* **To do**
From the listing below, extract every line containing "another".

* **Data rows**
>> Begin
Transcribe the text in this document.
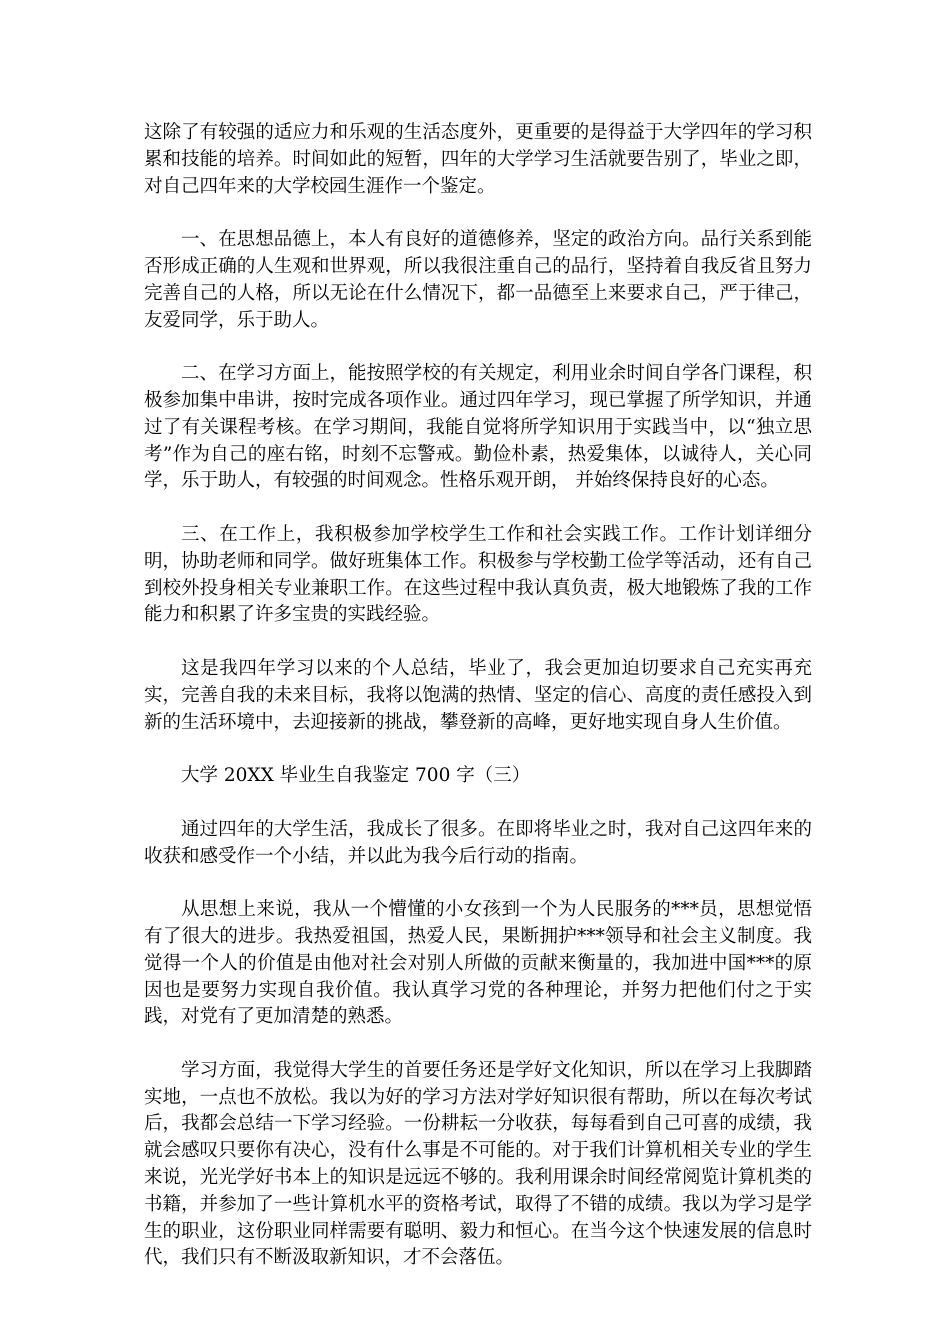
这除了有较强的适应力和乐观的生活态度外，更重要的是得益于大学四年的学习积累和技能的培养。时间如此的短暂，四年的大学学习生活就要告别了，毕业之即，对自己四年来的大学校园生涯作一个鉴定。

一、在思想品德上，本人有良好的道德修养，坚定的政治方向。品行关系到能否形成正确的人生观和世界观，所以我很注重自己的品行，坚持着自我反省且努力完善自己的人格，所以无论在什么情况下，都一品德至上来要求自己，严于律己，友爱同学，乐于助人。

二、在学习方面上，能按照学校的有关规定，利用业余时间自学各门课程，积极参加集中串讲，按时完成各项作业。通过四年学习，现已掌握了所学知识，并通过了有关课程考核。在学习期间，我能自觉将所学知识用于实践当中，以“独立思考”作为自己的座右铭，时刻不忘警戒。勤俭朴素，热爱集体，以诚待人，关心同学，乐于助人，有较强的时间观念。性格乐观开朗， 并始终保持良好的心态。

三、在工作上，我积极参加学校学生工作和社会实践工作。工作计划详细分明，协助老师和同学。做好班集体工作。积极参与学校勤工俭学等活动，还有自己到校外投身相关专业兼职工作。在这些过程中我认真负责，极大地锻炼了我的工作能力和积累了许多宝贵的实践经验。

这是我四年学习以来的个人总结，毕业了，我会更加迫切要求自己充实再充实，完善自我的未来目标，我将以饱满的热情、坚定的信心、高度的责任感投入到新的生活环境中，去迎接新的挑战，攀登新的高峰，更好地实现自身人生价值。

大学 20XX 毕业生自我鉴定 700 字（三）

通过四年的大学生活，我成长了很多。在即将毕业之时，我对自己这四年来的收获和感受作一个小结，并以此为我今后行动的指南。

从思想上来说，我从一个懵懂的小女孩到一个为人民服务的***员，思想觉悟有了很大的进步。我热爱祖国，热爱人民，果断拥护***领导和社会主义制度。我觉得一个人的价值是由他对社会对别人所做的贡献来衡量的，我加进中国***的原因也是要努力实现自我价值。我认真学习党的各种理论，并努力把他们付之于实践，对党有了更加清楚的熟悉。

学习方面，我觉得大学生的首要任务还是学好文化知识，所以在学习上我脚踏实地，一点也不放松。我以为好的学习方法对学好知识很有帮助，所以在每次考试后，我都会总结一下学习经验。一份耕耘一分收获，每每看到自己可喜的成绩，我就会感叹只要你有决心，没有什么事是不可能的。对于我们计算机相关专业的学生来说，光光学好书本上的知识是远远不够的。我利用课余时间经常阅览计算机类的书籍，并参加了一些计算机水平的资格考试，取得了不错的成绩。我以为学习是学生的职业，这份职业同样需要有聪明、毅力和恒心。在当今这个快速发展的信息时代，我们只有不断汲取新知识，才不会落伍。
>> End
>> Begin
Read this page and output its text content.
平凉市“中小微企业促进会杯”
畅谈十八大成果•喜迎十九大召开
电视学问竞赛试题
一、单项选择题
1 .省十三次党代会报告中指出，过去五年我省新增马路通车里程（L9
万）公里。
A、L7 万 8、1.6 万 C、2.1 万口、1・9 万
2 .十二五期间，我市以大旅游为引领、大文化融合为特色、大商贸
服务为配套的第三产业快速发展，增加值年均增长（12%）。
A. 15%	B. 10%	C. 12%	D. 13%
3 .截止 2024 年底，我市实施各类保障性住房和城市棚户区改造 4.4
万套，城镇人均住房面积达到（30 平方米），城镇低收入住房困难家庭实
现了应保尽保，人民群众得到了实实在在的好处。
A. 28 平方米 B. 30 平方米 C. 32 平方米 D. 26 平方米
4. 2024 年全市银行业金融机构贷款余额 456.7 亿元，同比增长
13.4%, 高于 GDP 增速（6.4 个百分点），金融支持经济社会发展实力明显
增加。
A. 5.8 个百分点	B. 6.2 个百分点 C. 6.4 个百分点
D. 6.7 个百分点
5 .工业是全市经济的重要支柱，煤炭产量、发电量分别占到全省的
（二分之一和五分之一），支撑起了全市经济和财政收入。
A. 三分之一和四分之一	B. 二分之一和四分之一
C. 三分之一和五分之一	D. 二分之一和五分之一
>> End
>> Begin
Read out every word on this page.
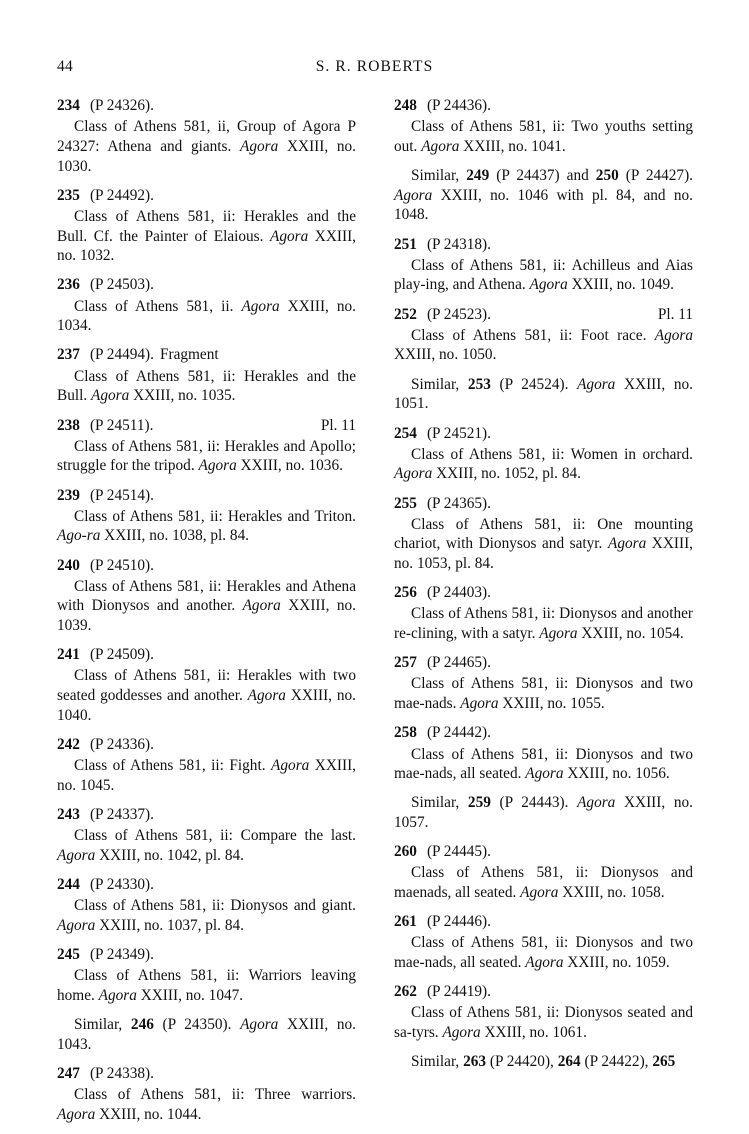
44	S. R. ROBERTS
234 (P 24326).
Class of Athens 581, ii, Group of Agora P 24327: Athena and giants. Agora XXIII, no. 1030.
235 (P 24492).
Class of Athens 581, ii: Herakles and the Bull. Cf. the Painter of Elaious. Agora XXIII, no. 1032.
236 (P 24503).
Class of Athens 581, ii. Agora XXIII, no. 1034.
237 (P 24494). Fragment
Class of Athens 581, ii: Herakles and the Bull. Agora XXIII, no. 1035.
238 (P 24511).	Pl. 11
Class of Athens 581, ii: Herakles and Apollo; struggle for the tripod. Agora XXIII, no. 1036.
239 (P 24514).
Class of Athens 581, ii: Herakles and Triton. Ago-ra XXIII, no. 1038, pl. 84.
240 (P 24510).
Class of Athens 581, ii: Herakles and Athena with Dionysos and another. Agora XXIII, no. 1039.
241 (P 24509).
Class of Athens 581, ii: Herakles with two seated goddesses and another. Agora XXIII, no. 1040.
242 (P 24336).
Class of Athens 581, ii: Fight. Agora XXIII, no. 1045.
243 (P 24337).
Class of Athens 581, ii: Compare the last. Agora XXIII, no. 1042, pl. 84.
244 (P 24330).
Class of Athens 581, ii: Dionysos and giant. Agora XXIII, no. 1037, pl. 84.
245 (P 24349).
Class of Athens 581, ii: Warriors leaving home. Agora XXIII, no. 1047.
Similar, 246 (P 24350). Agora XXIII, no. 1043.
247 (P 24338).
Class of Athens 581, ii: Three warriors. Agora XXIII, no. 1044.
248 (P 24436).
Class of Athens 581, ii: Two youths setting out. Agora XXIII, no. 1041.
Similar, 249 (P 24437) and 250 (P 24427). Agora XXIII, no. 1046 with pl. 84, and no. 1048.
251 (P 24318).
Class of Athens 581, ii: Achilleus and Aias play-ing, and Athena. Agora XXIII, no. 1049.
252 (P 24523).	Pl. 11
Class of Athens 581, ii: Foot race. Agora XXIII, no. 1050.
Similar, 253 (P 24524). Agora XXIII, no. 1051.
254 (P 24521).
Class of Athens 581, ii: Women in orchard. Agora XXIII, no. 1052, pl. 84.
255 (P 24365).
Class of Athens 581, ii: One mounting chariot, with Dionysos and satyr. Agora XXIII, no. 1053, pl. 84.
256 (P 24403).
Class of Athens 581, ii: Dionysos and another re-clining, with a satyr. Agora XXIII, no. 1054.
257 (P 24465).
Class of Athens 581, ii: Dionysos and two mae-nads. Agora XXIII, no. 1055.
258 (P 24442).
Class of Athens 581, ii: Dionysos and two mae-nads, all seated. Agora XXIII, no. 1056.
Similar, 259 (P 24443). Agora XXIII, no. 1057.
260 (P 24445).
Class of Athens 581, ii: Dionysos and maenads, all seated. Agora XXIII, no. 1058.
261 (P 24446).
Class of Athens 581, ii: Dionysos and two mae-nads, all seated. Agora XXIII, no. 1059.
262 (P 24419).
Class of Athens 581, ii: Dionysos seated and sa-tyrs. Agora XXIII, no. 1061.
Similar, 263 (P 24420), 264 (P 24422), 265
>> End
* **Response to the exercise**
Class of Athens 581, ii: Herakles and Athena with Dionysos and another. Agora XXIII, no. 1039.
Class of Athens 581, ii: Herakles with two seated goddesses and another. Agora XXIII, no. 1040.
Class of Athens 581, ii: Dionysos and another re-clining, with a satyr. Agora XXIII, no. 1054.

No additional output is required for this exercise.